→ Recorded data:
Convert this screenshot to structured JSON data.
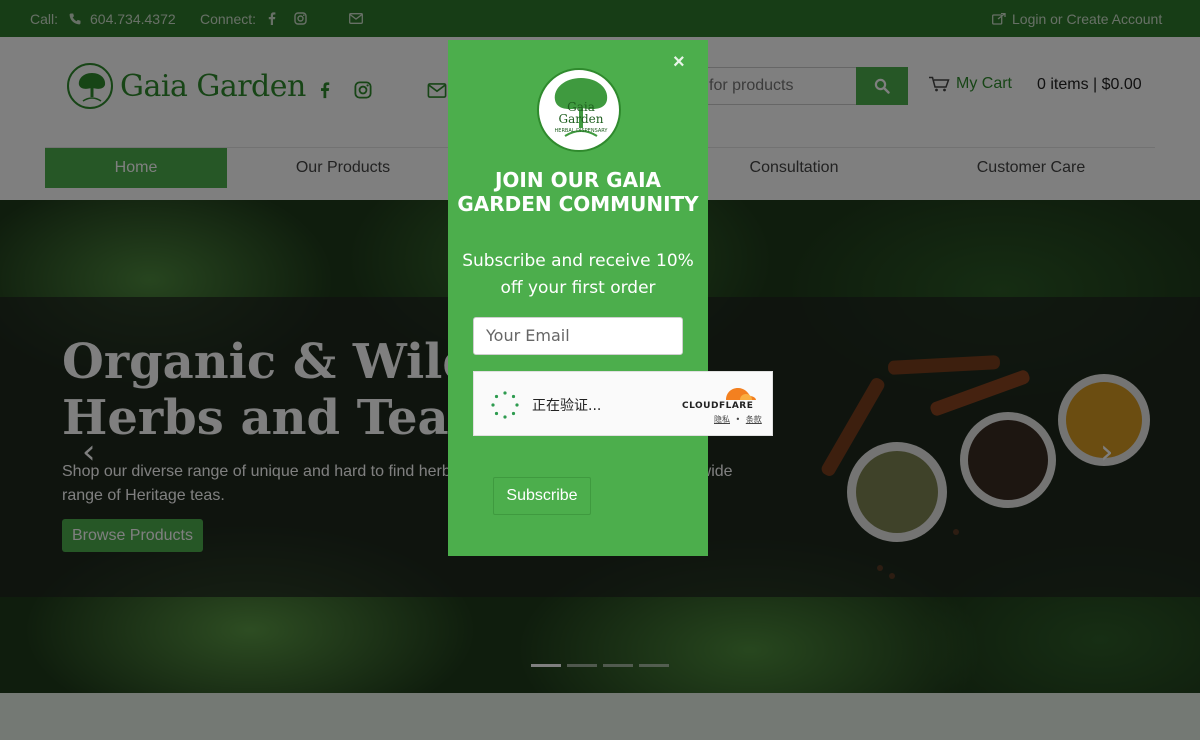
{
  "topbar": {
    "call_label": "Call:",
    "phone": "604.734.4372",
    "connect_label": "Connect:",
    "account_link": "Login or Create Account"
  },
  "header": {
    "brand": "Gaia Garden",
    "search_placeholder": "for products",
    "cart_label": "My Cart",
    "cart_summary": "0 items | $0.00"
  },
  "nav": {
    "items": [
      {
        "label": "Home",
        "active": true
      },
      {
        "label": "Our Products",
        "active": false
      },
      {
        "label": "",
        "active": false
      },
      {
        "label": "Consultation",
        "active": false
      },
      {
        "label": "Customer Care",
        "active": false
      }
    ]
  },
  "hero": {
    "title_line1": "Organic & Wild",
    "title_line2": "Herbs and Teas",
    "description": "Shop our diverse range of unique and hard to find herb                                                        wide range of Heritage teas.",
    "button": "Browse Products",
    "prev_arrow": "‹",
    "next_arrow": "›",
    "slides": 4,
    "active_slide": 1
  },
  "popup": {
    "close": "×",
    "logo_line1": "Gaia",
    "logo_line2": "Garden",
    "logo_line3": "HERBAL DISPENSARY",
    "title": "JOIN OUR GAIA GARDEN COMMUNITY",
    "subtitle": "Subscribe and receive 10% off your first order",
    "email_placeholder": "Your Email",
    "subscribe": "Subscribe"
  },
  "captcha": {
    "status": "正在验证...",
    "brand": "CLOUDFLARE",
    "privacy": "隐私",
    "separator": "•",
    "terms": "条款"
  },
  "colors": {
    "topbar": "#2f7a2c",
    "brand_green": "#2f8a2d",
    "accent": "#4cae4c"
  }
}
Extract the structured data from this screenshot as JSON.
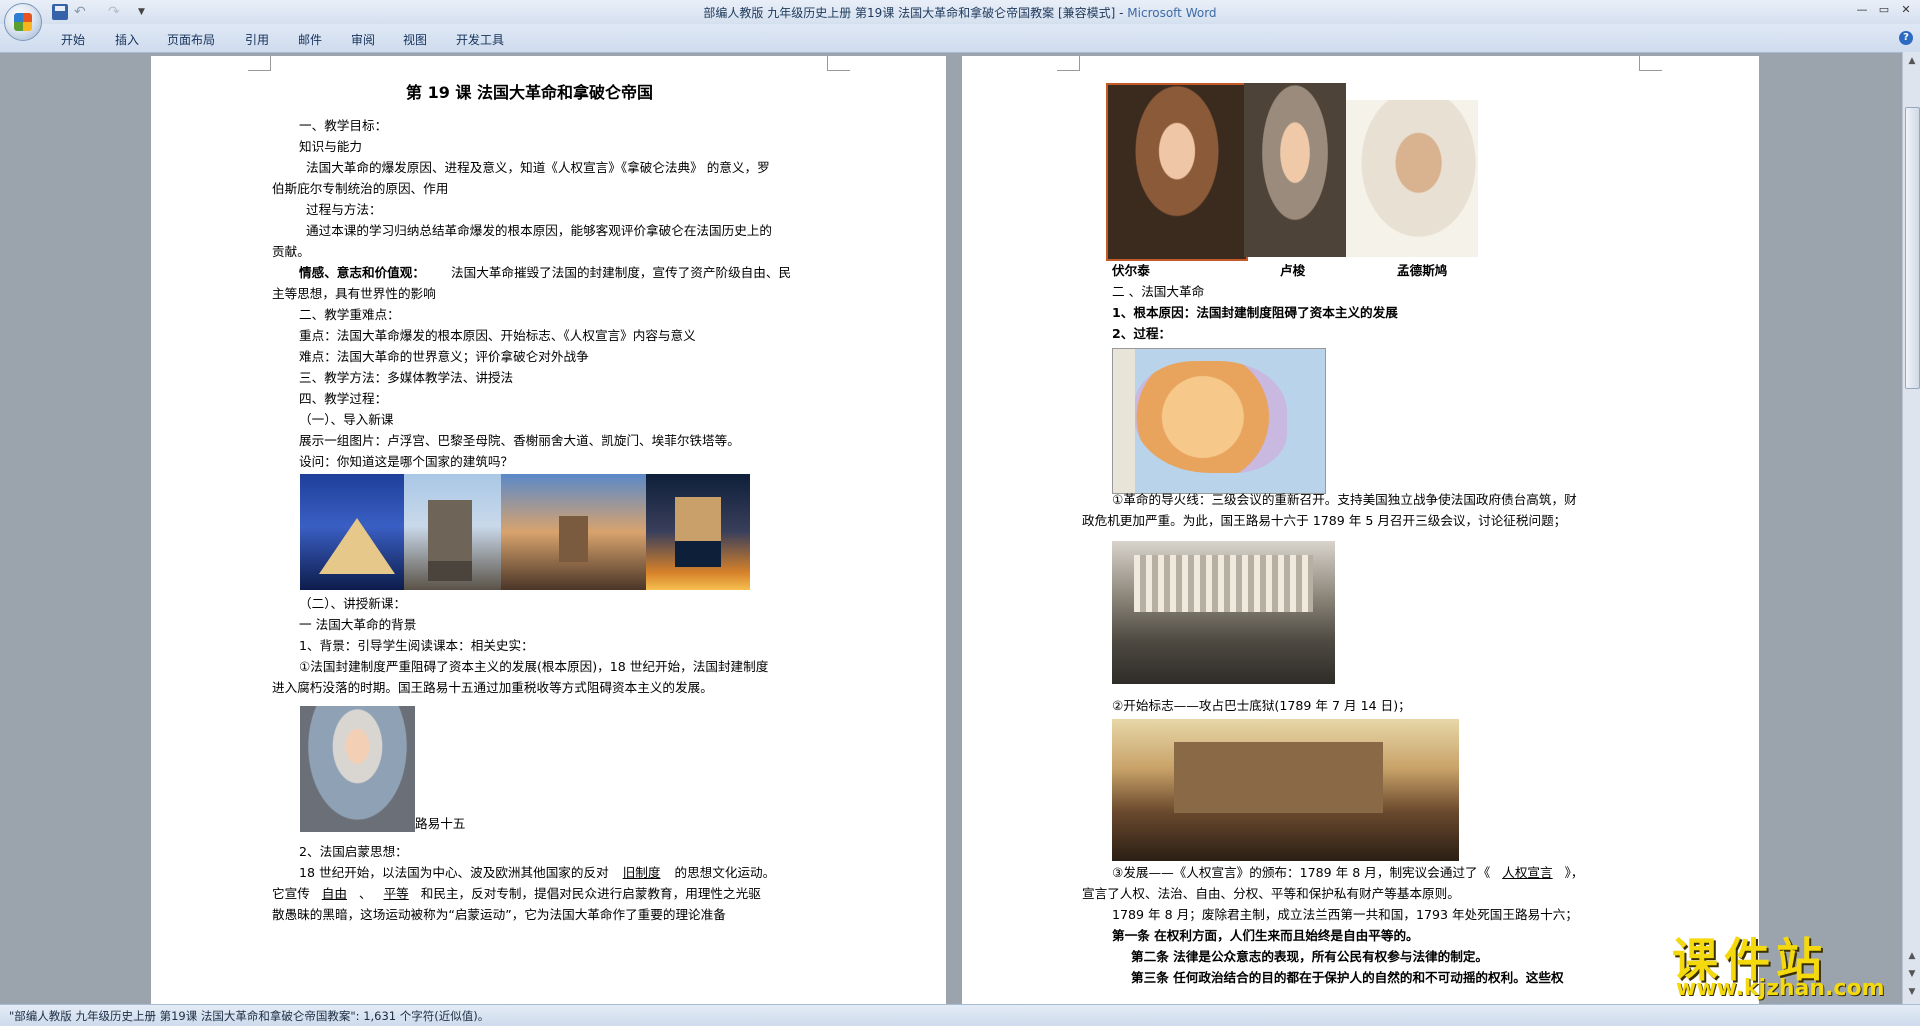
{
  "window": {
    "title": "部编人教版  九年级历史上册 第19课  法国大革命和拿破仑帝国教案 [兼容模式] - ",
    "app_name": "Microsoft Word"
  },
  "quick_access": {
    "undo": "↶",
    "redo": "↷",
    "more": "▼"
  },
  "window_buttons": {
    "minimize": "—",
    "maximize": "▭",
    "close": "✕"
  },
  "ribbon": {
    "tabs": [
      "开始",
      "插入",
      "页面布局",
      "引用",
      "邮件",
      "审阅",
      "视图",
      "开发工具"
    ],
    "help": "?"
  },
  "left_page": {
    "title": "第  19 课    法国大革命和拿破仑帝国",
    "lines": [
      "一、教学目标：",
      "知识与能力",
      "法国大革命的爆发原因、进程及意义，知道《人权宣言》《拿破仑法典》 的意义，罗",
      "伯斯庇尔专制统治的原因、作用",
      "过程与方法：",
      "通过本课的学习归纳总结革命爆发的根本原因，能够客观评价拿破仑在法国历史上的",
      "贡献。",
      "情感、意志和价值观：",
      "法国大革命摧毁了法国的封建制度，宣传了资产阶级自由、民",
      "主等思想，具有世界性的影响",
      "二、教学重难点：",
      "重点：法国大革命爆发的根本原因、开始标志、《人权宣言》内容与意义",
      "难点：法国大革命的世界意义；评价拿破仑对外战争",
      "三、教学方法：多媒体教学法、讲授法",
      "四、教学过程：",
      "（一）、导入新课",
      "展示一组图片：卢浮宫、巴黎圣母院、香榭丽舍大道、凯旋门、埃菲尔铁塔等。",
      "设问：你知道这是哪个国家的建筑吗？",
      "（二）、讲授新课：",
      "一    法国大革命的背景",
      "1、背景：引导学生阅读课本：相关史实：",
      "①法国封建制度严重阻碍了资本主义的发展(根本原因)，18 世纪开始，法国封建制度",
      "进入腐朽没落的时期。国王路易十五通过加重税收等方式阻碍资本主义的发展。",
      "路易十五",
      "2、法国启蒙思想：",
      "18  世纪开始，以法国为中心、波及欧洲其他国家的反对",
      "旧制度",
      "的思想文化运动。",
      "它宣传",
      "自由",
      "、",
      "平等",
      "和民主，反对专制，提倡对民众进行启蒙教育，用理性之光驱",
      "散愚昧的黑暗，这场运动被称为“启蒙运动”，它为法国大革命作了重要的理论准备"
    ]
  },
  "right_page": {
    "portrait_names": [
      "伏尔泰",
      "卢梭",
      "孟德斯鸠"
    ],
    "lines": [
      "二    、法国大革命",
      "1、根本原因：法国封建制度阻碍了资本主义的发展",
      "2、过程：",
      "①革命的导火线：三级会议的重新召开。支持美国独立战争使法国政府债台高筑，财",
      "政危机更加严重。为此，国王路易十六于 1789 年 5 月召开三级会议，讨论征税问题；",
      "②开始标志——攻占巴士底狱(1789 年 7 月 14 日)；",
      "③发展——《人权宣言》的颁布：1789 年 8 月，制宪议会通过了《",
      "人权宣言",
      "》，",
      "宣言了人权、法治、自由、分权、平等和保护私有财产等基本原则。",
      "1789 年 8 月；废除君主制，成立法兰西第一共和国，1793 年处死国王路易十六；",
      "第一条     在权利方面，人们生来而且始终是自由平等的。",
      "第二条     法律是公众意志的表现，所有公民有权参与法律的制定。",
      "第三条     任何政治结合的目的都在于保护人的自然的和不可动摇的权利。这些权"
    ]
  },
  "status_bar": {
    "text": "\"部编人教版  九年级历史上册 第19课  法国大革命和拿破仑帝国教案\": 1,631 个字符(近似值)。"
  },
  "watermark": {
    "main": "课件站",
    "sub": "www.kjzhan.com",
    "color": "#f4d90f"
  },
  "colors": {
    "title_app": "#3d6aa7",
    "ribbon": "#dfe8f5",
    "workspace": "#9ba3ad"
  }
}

==

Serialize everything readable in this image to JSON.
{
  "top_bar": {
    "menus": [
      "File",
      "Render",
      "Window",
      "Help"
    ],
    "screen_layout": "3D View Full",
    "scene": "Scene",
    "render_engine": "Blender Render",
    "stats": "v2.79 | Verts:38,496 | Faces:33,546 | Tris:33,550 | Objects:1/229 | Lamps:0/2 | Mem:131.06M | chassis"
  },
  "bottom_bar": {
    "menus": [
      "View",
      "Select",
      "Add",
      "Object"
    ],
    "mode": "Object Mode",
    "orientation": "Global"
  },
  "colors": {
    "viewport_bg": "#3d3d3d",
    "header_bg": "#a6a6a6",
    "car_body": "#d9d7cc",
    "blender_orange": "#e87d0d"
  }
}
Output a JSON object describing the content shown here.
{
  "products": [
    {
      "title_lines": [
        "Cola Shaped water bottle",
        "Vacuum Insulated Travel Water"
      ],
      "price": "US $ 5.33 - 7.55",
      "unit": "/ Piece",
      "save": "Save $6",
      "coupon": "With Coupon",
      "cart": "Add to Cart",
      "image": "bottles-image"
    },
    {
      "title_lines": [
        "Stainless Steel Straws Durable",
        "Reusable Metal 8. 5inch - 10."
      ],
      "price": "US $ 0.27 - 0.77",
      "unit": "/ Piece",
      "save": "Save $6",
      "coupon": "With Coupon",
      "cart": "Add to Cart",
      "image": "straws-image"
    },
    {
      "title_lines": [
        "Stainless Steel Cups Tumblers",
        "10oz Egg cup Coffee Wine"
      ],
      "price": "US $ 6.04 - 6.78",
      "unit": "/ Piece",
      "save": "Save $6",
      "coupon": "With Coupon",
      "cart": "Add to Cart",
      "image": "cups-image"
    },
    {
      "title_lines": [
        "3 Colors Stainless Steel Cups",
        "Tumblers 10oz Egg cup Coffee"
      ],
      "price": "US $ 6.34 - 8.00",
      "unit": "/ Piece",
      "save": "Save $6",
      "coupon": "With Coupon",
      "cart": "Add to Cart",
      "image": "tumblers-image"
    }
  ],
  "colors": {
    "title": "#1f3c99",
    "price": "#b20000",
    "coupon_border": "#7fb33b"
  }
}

→ THE PROBLEM:
In the listing above, find each line with the word "structured" and copy it.

→ SOLUTION TO THIS PROBLEM:
Convert this screenshot to structured JSON data.
Extract the structured data from this screenshot as JSON.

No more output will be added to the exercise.